## Goal of the exercise
Report the count of lines containing the word "data" in the entries below, and nothing more.

**** Entries shown

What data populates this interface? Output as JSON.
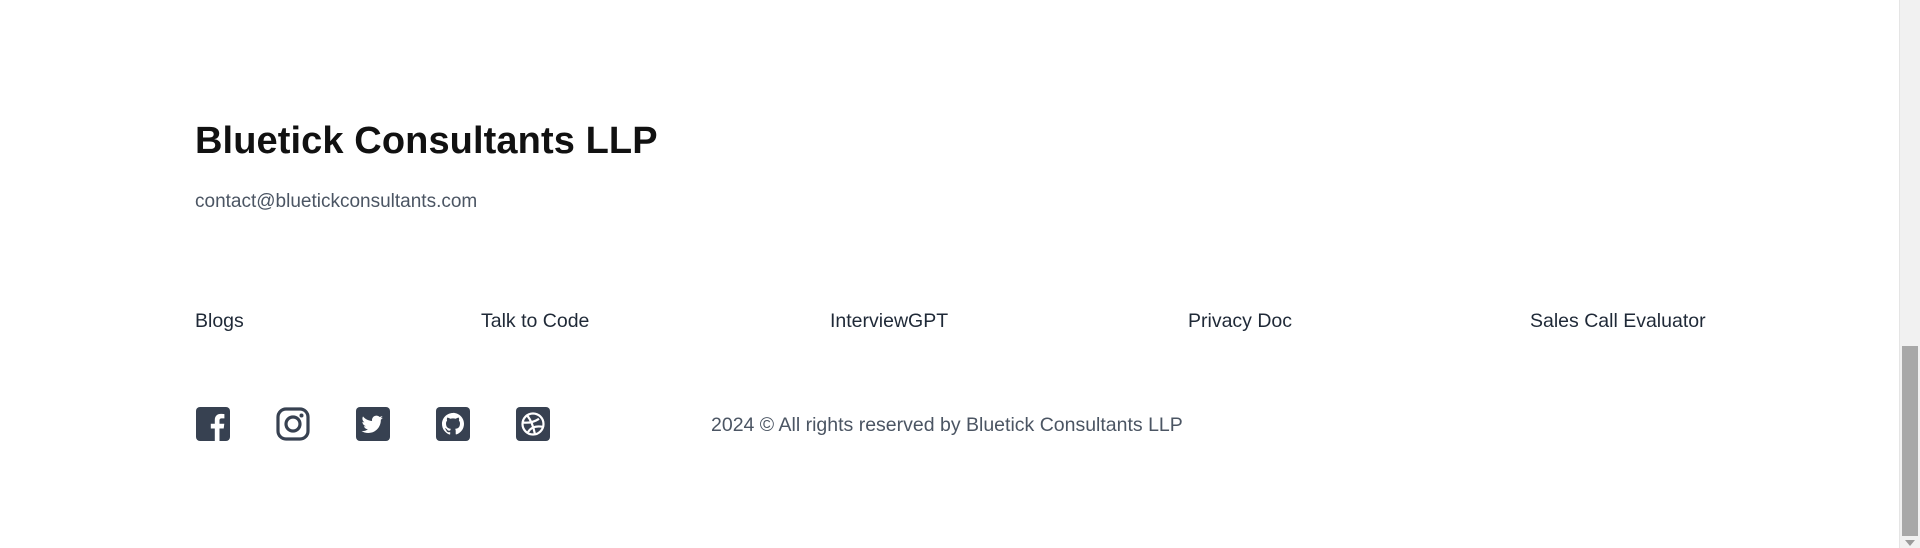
{
  "footer": {
    "company_name": "Bluetick Consultants LLP",
    "contact_email": "contact@bluetickconsultants.com",
    "nav_links": [
      "Blogs",
      "Talk to Code",
      "InterviewGPT",
      "Privacy Doc",
      "Sales Call Evaluator"
    ],
    "social_icons": [
      "facebook-icon",
      "instagram-icon",
      "twitter-icon",
      "github-icon",
      "dribbble-icon"
    ],
    "copyright": "2024 © All rights reserved by Bluetick Consultants LLP"
  },
  "colors": {
    "heading": "#111111",
    "body_text": "#4b5563",
    "link_text": "#1f2937",
    "icon": "#374151"
  }
}
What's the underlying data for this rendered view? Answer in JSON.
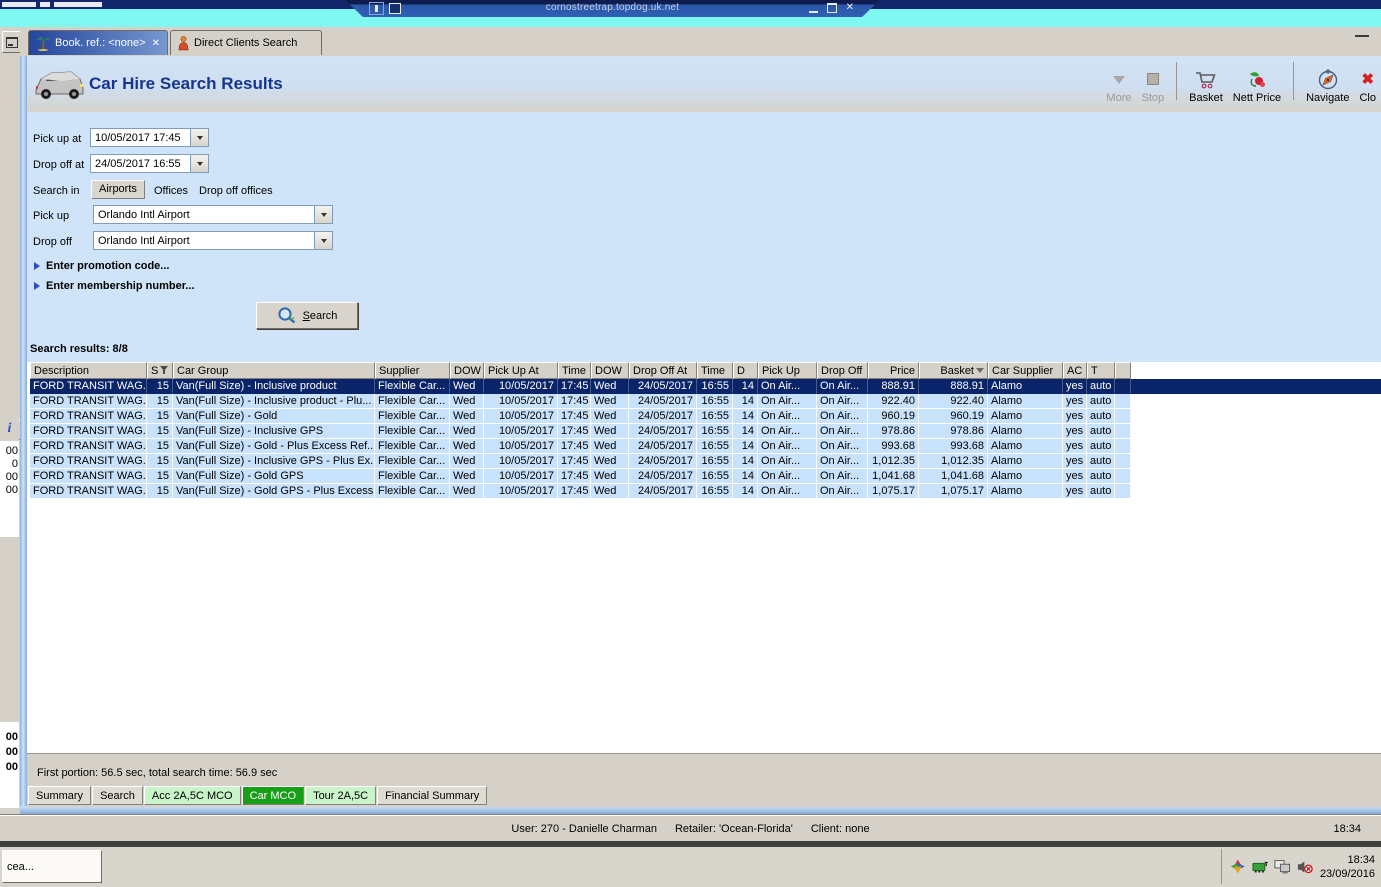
{
  "colors": {
    "selection_navy": "#0a246a",
    "row_blue": "#c9e2fb",
    "cyan_strip": "#7ef8f0",
    "title_navy": "#13266a",
    "rdp_blue": "#2b57a8",
    "tab_green_dark": "#17a017",
    "tab_green_light": "#c9f3c9",
    "header_title": "#16368c"
  },
  "rdp_bar": {
    "title": "cornostreetrap.topdog.uk.net"
  },
  "window_tabs": {
    "tab1": {
      "label": "Book. ref.: <none>",
      "close": "✕"
    },
    "tab2": {
      "label": "Direct Clients Search"
    }
  },
  "header": {
    "title": "Car Hire Search Results"
  },
  "toolbar": {
    "items": [
      {
        "label": "More",
        "disabled": true
      },
      {
        "label": "Stop",
        "disabled": true
      },
      {
        "label": "Basket",
        "disabled": false
      },
      {
        "label": "Nett Price",
        "disabled": false
      },
      {
        "label": "Navigate",
        "disabled": false
      },
      {
        "label": "Clo",
        "disabled": false
      }
    ]
  },
  "form": {
    "pickup_at_label": "Pick up at",
    "pickup_at_value": "10/05/2017 17:45",
    "dropoff_at_label": "Drop off at",
    "dropoff_at_value": "24/05/2017 16:55",
    "search_in_label": "Search in",
    "search_in_options": [
      "Airports",
      "Offices",
      "Drop off offices"
    ],
    "search_in_selected": "Airports",
    "pickup_label": "Pick up",
    "pickup_value": "Orlando Intl Airport",
    "dropoff_label": "Drop off",
    "dropoff_value": "Orlando Intl Airport",
    "promo_label": "Enter promotion code...",
    "membership_label": "Enter membership number...",
    "search_button_first": "S",
    "search_button_rest": "earch"
  },
  "results": {
    "summary": "Search results: 8/8",
    "selected_index": 0,
    "columns": [
      {
        "label": "Description"
      },
      {
        "label": "S",
        "icon": "filter"
      },
      {
        "label": "Car Group"
      },
      {
        "label": "Supplier"
      },
      {
        "label": "DOW"
      },
      {
        "label": "Pick Up At"
      },
      {
        "label": "Time"
      },
      {
        "label": "DOW"
      },
      {
        "label": "Drop Off At"
      },
      {
        "label": "Time"
      },
      {
        "label": "D"
      },
      {
        "label": "Pick Up"
      },
      {
        "label": "Drop Off"
      },
      {
        "label": "Price"
      },
      {
        "label": "Basket",
        "icon": "sort"
      },
      {
        "label": "Car Supplier"
      },
      {
        "label": "AC"
      },
      {
        "label": "T"
      }
    ],
    "rows": [
      [
        "FORD TRANSIT WAG...",
        "15",
        "Van(Full Size) - Inclusive product",
        "Flexible Car...",
        "Wed",
        "10/05/2017",
        "17:45",
        "Wed",
        "24/05/2017",
        "16:55",
        "14",
        "On Air...",
        "On Air...",
        "888.91",
        "888.91",
        "Alamo",
        "yes",
        "auto"
      ],
      [
        "FORD TRANSIT WAG...",
        "15",
        "Van(Full Size) - Inclusive product - Plu...",
        "Flexible Car...",
        "Wed",
        "10/05/2017",
        "17:45",
        "Wed",
        "24/05/2017",
        "16:55",
        "14",
        "On Air...",
        "On Air...",
        "922.40",
        "922.40",
        "Alamo",
        "yes",
        "auto"
      ],
      [
        "FORD TRANSIT WAG...",
        "15",
        "Van(Full Size) - Gold",
        "Flexible Car...",
        "Wed",
        "10/05/2017",
        "17:45",
        "Wed",
        "24/05/2017",
        "16:55",
        "14",
        "On Air...",
        "On Air...",
        "960.19",
        "960.19",
        "Alamo",
        "yes",
        "auto"
      ],
      [
        "FORD TRANSIT WAG...",
        "15",
        "Van(Full Size) - Inclusive GPS",
        "Flexible Car...",
        "Wed",
        "10/05/2017",
        "17:45",
        "Wed",
        "24/05/2017",
        "16:55",
        "14",
        "On Air...",
        "On Air...",
        "978.86",
        "978.86",
        "Alamo",
        "yes",
        "auto"
      ],
      [
        "FORD TRANSIT WAG...",
        "15",
        "Van(Full Size) - Gold - Plus Excess Ref...",
        "Flexible Car...",
        "Wed",
        "10/05/2017",
        "17:45",
        "Wed",
        "24/05/2017",
        "16:55",
        "14",
        "On Air...",
        "On Air...",
        "993.68",
        "993.68",
        "Alamo",
        "yes",
        "auto"
      ],
      [
        "FORD TRANSIT WAG...",
        "15",
        "Van(Full Size) - Inclusive GPS - Plus Ex...",
        "Flexible Car...",
        "Wed",
        "10/05/2017",
        "17:45",
        "Wed",
        "24/05/2017",
        "16:55",
        "14",
        "On Air...",
        "On Air...",
        "1,012.35",
        "1,012.35",
        "Alamo",
        "yes",
        "auto"
      ],
      [
        "FORD TRANSIT WAG...",
        "15",
        "Van(Full Size) - Gold GPS",
        "Flexible Car...",
        "Wed",
        "10/05/2017",
        "17:45",
        "Wed",
        "24/05/2017",
        "16:55",
        "14",
        "On Air...",
        "On Air...",
        "1,041.68",
        "1,041.68",
        "Alamo",
        "yes",
        "auto"
      ],
      [
        "FORD TRANSIT WAG...",
        "15",
        "Van(Full Size) - Gold GPS - Plus Excess...",
        "Flexible Car...",
        "Wed",
        "10/05/2017",
        "17:45",
        "Wed",
        "24/05/2017",
        "16:55",
        "14",
        "On Air...",
        "On Air...",
        "1,075.17",
        "1,075.17",
        "Alamo",
        "yes",
        "auto"
      ]
    ]
  },
  "status": {
    "timing": "First portion: 56.5 sec, total search time: 56.9 sec"
  },
  "bottom_tabs": {
    "items": [
      {
        "label": "Summary",
        "style": "plain"
      },
      {
        "label": "Search",
        "style": "plain"
      },
      {
        "label": "Acc 2A,5C MCO",
        "style": "g-light"
      },
      {
        "label": "Car MCO",
        "style": "g-dark"
      },
      {
        "label": "Tour 2A,5C",
        "style": "g-light"
      },
      {
        "label": "Financial Summary",
        "style": "plain"
      }
    ]
  },
  "user_bar": {
    "user": "User: 270 - Danielle Charman",
    "retailer": "Retailer: 'Ocean-Florida'",
    "client": "Client: none",
    "time": "18:34"
  },
  "taskbar": {
    "app_button": "cea...",
    "tray_time": "18:34",
    "tray_date": "23/09/2016"
  },
  "left_panel": {
    "info": "i",
    "mid_values": [
      "00",
      "0",
      "00",
      "00"
    ],
    "bottom_values": [
      "00",
      "00",
      "00"
    ]
  }
}
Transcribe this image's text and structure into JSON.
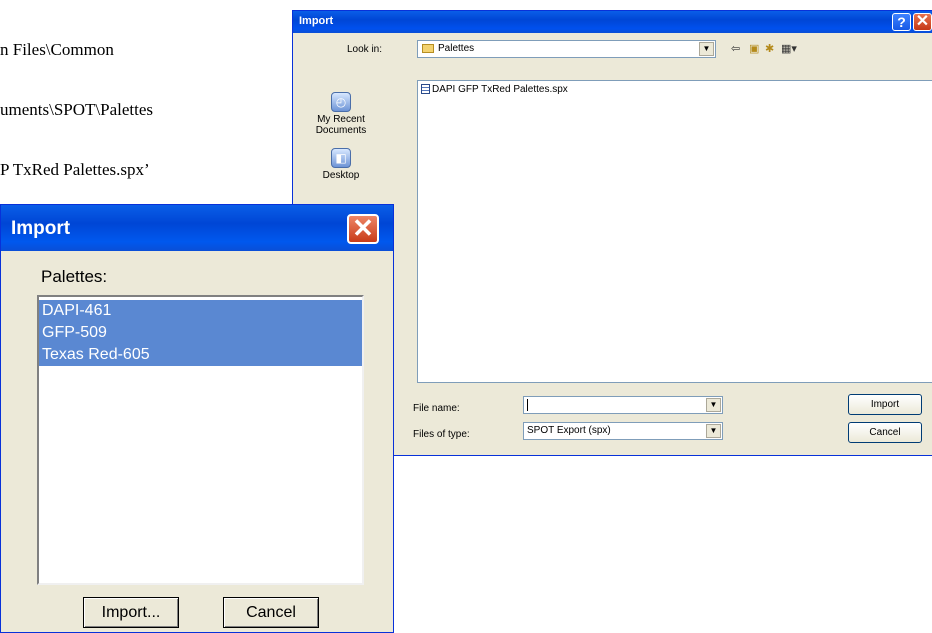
{
  "background": {
    "lines": [
      "n Files\\Common",
      "uments\\SPOT\\Palettes",
      "P TxRed Palettes.spx’"
    ]
  },
  "file_dialog": {
    "title": "Import",
    "help_glyph": "?",
    "close_glyph": "✕",
    "look_in_label": "Look in:",
    "look_in_value": "Palettes",
    "places": [
      {
        "label": "My Recent Documents",
        "icon": "recent-documents-icon"
      },
      {
        "label": "Desktop",
        "icon": "desktop-icon"
      }
    ],
    "files": [
      "DAPI GFP TxRed Palettes.spx"
    ],
    "file_name_label": "File name:",
    "file_name_value": "",
    "files_of_type_label": "Files of type:",
    "files_of_type_value": "SPOT Export (spx)",
    "import_button": "Import",
    "cancel_button": "Cancel"
  },
  "palette_dialog": {
    "title": "Import",
    "close_glyph": "✕",
    "list_label": "Palettes:",
    "palettes": [
      "DAPI-461",
      "GFP-509",
      "Texas Red-605"
    ],
    "import_button": "Import...",
    "cancel_button": "Cancel"
  },
  "colors": {
    "titlebar": "#0046d5",
    "selection": "#5a88d2",
    "dialog_face": "#ece9d8"
  }
}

********

## Solved problem
2